### WHAT TO PRODUCE
Copy, from the entries below, each line in which the string "JSON" appears.
--- ENTRIES SHOWN ---
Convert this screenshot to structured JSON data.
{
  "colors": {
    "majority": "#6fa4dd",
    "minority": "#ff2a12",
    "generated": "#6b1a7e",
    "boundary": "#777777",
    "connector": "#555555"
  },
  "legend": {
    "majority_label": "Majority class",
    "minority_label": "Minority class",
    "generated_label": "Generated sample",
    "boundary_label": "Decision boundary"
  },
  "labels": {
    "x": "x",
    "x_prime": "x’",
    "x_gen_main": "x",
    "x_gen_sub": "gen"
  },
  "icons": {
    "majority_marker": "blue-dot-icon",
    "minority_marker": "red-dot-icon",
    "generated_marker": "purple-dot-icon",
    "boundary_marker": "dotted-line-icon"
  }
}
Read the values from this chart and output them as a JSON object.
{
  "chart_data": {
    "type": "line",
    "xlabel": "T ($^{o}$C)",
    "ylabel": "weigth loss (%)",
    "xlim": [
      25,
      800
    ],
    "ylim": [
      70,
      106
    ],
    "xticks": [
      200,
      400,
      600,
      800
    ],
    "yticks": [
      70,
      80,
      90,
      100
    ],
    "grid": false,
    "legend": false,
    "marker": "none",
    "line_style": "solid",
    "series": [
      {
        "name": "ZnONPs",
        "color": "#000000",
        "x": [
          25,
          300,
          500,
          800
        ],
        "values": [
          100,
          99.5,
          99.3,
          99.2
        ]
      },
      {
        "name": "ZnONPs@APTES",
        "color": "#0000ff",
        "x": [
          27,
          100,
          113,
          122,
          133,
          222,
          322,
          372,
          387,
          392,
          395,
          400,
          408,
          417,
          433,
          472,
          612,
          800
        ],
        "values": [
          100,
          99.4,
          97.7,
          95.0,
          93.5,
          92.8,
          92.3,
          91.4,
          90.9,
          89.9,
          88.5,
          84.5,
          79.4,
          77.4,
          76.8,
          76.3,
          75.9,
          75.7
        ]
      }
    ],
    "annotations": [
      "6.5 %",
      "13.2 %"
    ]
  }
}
---
### SOLVED EXERCISE
Convert this screenshot to structured JSON data.
Read the values from this chart and output them as a JSON object.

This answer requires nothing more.